# STORED RECORDS start

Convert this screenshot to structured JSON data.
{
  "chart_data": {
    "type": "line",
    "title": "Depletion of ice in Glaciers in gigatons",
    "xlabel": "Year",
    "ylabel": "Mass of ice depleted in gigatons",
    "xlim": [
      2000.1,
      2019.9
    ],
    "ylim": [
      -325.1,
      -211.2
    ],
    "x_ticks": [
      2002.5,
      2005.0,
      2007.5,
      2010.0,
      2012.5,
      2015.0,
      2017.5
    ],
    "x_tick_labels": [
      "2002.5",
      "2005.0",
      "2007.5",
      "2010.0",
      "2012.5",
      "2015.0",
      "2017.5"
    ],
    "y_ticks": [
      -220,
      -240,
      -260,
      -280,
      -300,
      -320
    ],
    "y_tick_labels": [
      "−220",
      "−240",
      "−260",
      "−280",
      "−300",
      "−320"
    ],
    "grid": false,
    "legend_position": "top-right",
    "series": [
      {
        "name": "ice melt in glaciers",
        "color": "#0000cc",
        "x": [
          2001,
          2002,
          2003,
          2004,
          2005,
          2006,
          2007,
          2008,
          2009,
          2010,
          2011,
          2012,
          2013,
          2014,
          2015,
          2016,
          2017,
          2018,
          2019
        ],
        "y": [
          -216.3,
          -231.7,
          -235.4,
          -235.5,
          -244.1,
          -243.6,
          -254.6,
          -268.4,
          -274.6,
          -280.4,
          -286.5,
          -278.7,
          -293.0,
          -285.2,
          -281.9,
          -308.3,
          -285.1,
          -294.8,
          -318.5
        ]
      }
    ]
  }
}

# STORED RECORDS end

TO BE DONE: Write out every line of the material again, exactly as it reads.

TASK OUTPUT:
Convert this screenshot to structured JSON data.
{
  "chart_data": {
    "type": "line",
    "title": "Depletion of ice in Glaciers in gigatons",
    "xlabel": "Year",
    "ylabel": "Mass of ice depleted in gigatons",
    "xlim": [
      2000.1,
      2019.9
    ],
    "ylim": [
      -325.1,
      -211.2
    ],
    "x_ticks": [
      2002.5,
      2005.0,
      2007.5,
      2010.0,
      2012.5,
      2015.0,
      2017.5
    ],
    "x_tick_labels": [
      "2002.5",
      "2005.0",
      "2007.5",
      "2010.0",
      "2012.5",
      "2015.0",
      "2017.5"
    ],
    "y_ticks": [
      -220,
      -240,
      -260,
      -280,
      -300,
      -320
    ],
    "y_tick_labels": [
      "−220",
      "−240",
      "−260",
      "−280",
      "−300",
      "−320"
    ],
    "grid": false,
    "legend_position": "top-right",
    "series": [
      {
        "name": "ice melt in glaciers",
        "color": "#0000cc",
        "x": [
          2001,
          2002,
          2003,
          2004,
          2005,
          2006,
          2007,
          2008,
          2009,
          2010,
          2011,
          2012,
          2013,
          2014,
          2015,
          2016,
          2017,
          2018,
          2019
        ],
        "y": [
          -216.3,
          -231.7,
          -235.4,
          -235.5,
          -244.1,
          -243.6,
          -254.6,
          -268.4,
          -274.6,
          -280.4,
          -286.5,
          -278.7,
          -293.0,
          -285.2,
          -281.9,
          -308.3,
          -285.1,
          -294.8,
          -318.5
        ]
      }
    ]
  }
}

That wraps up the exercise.